● **Aim**
Return all lines from the listing below in which the string "Schallstadt" occurs.

● **Records supplied**
* BEGIN *
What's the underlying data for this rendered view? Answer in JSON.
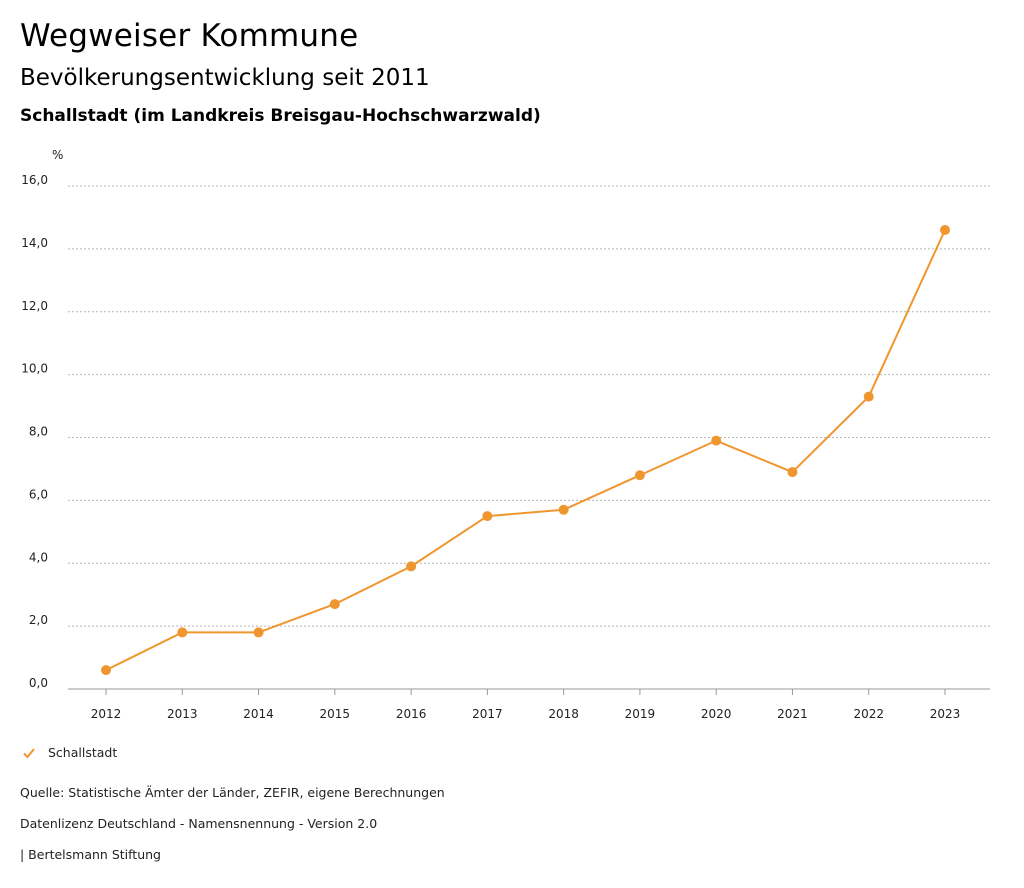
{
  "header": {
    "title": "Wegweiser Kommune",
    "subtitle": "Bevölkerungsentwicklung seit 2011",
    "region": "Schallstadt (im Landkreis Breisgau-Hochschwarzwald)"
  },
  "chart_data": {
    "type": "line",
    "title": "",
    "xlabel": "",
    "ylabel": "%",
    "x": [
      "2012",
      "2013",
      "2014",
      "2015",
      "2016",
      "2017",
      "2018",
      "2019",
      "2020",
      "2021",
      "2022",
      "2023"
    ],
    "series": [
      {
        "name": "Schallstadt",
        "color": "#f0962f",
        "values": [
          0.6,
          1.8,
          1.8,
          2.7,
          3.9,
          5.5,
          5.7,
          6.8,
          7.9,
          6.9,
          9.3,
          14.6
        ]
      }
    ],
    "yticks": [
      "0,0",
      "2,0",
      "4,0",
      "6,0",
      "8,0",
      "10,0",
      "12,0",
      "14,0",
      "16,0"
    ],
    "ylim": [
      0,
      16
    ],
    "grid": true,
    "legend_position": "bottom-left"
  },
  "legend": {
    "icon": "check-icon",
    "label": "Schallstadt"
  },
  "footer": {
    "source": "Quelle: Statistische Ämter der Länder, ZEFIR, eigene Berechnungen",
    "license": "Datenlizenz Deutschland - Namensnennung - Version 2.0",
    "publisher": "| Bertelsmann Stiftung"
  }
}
* END *
● **Completed task**
    "region": "Schallstadt (im Landkreis Breisgau-Hochschwarzwald)"
        "name": "Schallstadt",
    "label": "Schallstadt"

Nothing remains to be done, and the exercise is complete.